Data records

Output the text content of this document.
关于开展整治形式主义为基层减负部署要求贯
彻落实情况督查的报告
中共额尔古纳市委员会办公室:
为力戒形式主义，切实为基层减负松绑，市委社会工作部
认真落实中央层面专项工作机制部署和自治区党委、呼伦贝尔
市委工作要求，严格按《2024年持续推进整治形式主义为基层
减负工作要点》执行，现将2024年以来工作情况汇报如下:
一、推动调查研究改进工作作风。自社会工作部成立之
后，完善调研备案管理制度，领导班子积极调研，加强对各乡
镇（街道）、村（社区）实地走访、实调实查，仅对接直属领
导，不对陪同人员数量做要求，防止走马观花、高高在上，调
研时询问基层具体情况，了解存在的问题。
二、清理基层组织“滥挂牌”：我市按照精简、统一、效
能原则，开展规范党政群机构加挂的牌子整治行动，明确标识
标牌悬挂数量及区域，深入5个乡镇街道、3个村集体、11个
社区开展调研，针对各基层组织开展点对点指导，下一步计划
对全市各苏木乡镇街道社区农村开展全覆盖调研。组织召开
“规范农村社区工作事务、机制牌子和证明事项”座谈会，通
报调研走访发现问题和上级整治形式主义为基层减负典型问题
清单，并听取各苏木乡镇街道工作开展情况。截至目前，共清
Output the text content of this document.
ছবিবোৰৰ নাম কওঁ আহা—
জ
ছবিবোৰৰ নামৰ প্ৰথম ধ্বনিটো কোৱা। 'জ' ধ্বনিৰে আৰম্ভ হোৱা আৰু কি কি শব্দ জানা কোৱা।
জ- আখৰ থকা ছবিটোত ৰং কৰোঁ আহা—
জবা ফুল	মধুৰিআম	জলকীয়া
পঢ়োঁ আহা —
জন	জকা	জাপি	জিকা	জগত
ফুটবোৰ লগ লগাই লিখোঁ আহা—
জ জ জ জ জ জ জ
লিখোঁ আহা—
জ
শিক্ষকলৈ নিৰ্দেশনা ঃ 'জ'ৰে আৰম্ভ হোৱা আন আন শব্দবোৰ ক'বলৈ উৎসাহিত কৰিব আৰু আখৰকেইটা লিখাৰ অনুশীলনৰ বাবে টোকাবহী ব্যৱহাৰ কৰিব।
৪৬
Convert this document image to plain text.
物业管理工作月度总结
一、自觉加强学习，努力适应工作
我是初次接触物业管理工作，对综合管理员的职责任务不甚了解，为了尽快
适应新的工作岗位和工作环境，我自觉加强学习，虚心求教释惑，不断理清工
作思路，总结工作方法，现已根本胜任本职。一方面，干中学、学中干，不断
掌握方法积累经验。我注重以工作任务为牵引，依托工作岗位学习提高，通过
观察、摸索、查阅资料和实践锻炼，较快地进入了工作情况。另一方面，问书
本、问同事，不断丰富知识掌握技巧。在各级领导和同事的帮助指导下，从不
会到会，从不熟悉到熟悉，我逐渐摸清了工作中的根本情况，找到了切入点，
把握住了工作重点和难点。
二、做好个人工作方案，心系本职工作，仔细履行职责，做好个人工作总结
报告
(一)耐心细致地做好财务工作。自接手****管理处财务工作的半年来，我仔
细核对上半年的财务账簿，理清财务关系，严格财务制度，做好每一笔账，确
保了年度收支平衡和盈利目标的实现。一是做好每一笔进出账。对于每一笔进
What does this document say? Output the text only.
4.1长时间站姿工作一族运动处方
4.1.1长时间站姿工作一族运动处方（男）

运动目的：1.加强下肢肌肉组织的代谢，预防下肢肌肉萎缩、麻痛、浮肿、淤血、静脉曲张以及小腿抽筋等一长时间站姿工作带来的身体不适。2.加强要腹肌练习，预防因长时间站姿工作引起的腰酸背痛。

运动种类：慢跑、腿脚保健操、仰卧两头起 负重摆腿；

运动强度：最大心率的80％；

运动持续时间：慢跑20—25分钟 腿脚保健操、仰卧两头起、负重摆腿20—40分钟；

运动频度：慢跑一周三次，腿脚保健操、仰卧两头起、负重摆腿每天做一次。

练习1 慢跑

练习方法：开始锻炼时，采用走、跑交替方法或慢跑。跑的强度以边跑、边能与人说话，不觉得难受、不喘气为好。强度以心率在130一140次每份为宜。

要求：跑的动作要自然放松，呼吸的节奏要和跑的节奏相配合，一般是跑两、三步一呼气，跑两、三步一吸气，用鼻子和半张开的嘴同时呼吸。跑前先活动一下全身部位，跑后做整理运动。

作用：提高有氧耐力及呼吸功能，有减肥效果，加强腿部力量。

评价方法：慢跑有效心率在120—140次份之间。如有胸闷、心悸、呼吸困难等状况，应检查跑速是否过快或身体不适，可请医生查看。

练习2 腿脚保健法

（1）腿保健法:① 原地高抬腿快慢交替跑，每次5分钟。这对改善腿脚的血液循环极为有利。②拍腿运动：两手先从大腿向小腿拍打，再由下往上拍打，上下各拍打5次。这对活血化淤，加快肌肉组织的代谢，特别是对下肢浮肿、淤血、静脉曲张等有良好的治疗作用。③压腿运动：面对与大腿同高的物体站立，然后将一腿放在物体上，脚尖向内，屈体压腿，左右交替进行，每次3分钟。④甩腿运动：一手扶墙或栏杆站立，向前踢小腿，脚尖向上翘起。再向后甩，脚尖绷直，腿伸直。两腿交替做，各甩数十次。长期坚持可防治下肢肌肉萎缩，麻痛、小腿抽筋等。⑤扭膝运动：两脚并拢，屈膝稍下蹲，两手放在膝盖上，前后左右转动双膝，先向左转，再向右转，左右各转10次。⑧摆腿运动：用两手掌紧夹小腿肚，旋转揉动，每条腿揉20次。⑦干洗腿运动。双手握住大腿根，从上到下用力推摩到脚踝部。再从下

=== AIM ===
Show all lines from the records above where the word "仰卧两头起" occurs.

=== COMPLETE RESPONSE ===
运动种类：慢跑、腿脚保健操、仰卧两头起 负重摆腿；
运动持续时间：慢跑20—25分钟 腿脚保健操、仰卧两头起、负重摆腿20—40分钟；
运动频度：慢跑一周三次，腿脚保健操、仰卧两头起、负重摆腿每天做一次。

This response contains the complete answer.